Search the listing below for "propiedades". Copy each matching line.

Start

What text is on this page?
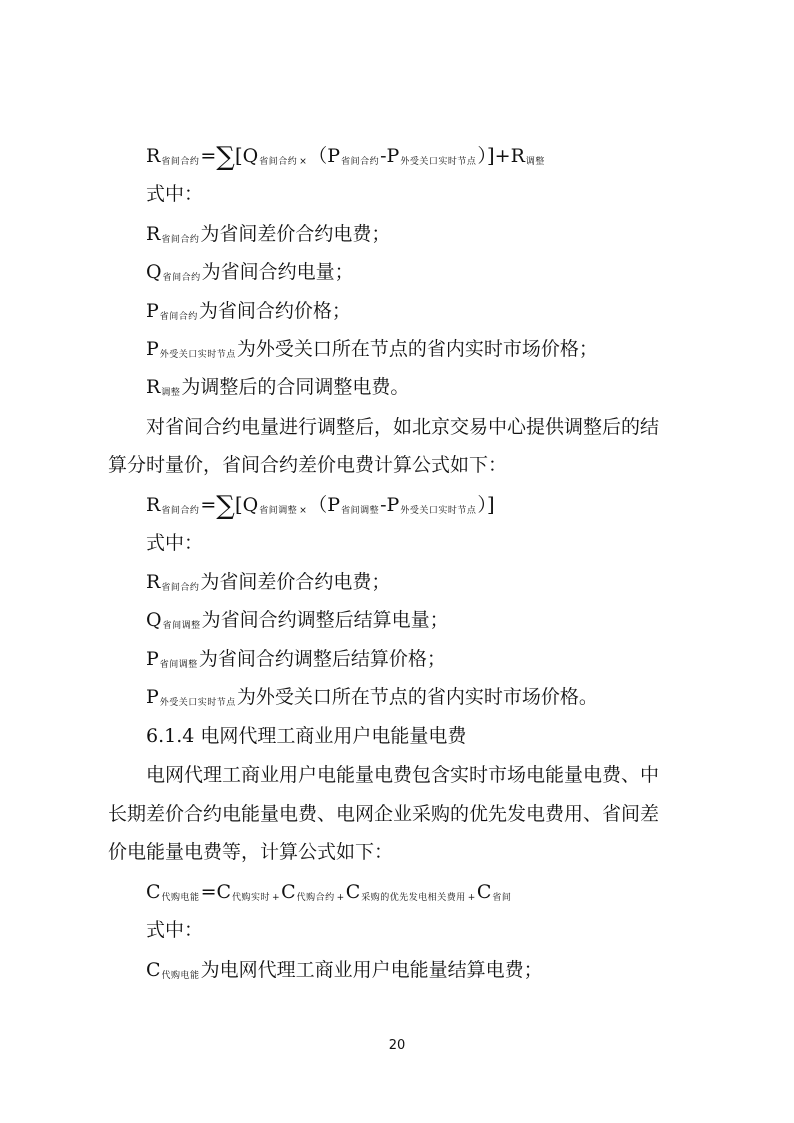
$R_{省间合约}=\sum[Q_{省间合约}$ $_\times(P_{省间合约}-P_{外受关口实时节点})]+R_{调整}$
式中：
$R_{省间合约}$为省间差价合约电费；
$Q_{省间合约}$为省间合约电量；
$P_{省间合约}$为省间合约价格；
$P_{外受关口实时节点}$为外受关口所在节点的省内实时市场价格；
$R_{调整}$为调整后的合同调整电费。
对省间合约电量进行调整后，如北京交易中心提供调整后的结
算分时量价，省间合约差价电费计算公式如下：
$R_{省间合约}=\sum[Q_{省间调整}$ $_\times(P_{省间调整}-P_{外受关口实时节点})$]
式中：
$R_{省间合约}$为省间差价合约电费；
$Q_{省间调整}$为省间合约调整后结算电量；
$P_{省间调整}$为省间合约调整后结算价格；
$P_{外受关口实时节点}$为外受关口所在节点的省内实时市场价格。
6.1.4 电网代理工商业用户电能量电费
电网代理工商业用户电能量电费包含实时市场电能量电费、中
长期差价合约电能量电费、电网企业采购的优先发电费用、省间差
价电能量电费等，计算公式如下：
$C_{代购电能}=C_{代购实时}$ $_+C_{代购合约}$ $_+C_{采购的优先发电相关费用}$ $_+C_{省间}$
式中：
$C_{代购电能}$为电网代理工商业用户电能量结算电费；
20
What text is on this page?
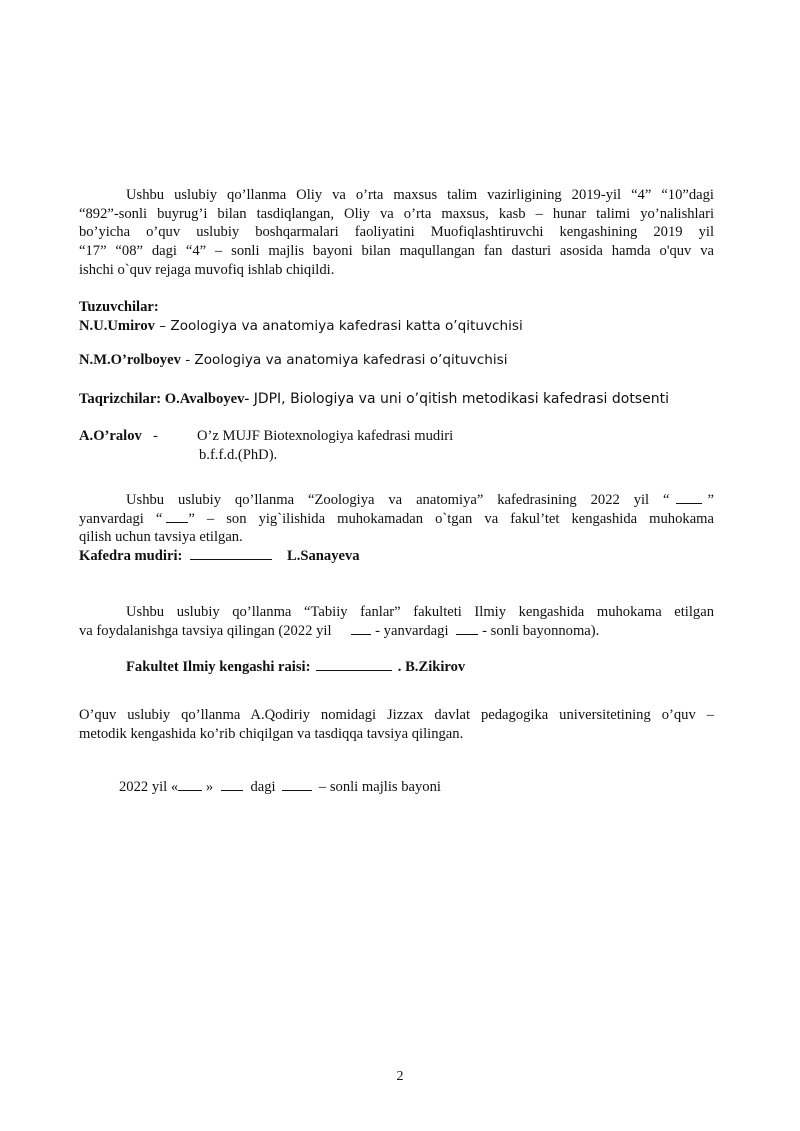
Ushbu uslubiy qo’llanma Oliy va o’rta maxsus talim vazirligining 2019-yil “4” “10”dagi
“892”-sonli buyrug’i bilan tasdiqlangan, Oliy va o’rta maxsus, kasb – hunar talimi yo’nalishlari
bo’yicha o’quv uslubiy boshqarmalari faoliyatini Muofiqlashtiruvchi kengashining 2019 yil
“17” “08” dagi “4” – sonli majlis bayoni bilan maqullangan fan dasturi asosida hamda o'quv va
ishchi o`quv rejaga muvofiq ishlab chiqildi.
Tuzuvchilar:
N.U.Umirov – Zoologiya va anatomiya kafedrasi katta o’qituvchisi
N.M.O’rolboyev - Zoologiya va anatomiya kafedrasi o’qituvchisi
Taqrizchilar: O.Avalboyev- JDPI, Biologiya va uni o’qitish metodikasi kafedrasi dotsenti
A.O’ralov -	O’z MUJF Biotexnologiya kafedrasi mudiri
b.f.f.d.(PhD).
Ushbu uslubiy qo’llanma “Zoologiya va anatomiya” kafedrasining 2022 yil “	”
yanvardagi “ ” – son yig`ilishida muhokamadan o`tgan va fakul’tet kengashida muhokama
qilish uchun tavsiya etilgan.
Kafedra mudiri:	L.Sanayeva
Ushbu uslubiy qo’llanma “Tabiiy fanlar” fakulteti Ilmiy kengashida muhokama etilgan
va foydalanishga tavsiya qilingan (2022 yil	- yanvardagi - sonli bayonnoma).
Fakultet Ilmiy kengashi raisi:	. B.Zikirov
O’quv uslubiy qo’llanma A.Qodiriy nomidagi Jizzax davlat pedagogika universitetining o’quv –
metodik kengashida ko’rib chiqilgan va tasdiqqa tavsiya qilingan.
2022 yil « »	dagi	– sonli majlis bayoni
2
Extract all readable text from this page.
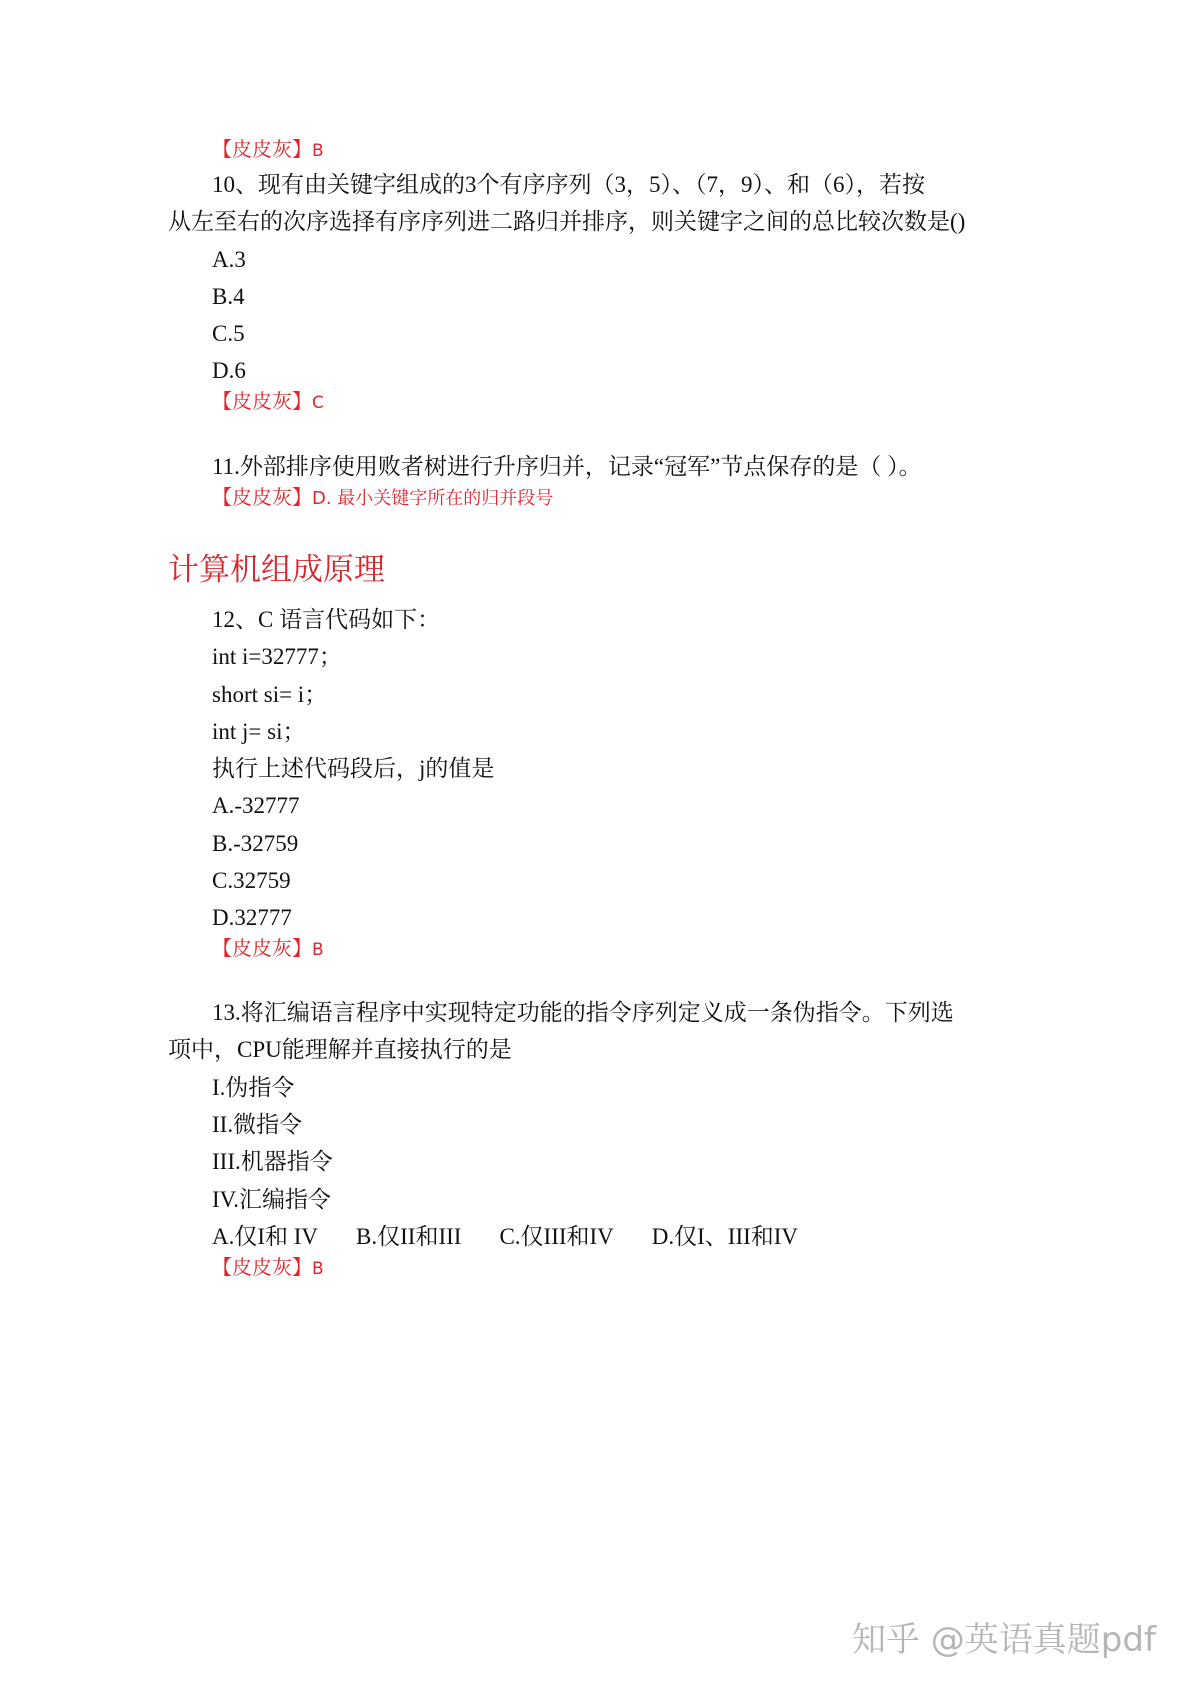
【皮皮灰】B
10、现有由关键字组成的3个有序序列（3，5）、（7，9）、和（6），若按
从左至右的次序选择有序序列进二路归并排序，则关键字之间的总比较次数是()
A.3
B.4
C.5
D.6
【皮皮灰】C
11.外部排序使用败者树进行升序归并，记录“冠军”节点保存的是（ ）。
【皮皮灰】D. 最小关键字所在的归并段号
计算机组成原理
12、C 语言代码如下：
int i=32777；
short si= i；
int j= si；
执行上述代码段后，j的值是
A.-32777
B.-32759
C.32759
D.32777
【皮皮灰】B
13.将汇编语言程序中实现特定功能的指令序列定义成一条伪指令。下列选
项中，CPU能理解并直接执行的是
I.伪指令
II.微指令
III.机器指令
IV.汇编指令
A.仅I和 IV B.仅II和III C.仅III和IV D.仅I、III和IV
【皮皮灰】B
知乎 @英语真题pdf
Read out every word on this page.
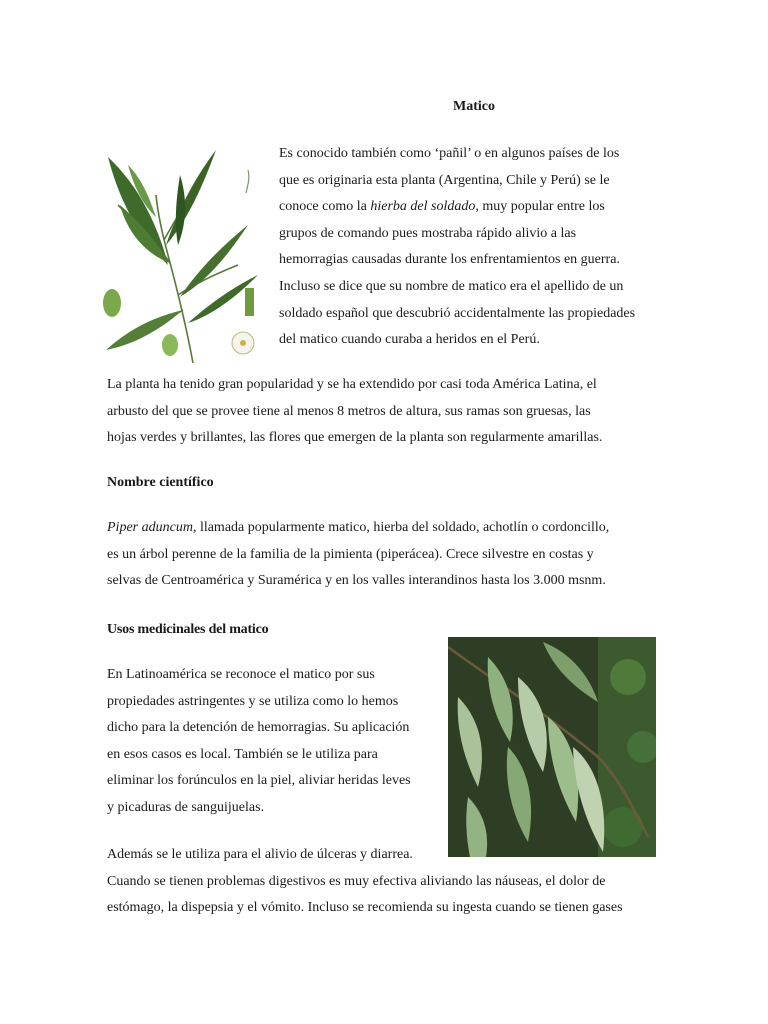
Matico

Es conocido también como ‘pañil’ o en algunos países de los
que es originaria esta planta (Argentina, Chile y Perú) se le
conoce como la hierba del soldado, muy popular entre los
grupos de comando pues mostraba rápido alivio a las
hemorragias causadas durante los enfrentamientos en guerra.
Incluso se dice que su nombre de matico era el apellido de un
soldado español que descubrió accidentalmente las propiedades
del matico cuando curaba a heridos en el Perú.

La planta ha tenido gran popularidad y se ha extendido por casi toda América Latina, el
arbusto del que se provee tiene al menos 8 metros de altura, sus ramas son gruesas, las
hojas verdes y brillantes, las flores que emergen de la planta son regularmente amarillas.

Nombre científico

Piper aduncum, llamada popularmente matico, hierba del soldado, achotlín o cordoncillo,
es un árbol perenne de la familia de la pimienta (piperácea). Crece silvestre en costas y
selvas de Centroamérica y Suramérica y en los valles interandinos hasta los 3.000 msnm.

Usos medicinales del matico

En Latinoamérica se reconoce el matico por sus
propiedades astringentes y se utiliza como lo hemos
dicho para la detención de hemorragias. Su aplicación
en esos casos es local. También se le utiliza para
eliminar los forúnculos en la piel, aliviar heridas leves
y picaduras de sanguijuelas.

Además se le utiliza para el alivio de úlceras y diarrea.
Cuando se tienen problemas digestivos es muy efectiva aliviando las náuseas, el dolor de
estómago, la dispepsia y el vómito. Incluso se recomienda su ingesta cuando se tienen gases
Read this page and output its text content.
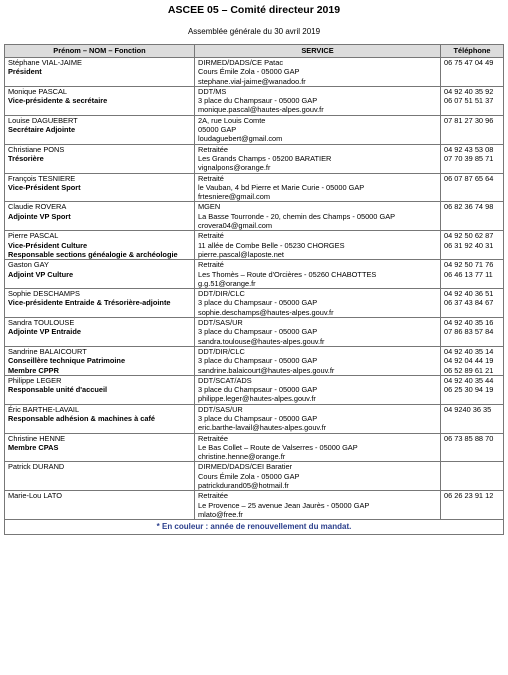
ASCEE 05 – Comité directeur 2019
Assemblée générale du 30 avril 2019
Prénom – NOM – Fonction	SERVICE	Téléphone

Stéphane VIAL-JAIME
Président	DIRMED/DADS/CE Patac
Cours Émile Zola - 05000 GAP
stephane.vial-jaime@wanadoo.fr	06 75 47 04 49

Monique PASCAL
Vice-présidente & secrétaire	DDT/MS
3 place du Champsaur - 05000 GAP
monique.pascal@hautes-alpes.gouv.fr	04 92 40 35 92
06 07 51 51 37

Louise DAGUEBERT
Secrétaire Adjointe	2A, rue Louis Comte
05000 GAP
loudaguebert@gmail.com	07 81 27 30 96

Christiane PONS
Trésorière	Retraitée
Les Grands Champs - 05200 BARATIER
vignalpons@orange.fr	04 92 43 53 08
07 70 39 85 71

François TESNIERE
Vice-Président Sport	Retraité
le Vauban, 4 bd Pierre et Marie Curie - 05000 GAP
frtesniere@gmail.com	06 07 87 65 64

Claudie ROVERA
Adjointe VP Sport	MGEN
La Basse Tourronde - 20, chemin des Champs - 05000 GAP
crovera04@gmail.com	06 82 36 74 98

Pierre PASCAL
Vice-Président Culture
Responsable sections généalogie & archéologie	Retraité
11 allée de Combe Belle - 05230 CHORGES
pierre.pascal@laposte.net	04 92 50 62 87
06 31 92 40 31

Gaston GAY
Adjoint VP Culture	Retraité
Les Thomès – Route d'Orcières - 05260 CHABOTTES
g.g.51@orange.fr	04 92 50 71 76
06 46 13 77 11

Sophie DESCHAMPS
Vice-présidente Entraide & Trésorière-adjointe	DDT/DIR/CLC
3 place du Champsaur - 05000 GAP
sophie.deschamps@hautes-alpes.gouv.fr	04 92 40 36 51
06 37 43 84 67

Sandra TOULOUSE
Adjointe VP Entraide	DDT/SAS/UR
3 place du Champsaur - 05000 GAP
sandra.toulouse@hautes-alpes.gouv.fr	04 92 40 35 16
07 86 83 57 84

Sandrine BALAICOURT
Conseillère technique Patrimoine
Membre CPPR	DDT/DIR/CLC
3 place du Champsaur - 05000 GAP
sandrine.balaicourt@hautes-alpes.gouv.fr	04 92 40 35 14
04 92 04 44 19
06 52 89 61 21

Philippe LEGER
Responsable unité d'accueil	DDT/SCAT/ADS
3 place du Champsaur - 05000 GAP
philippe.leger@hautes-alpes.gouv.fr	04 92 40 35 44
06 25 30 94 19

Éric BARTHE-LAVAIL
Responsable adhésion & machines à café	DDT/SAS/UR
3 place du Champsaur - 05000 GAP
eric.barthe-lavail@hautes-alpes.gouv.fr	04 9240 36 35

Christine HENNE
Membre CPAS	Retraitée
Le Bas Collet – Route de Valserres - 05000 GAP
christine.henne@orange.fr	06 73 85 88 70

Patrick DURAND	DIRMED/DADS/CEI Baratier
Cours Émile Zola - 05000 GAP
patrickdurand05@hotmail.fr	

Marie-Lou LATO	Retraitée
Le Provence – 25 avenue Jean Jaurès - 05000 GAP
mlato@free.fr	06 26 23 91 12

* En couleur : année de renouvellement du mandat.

End

→ Result of this exercise:
soldado español que descubrió accidentalmente las propiedades
propiedades astringentes y se utiliza como lo hemos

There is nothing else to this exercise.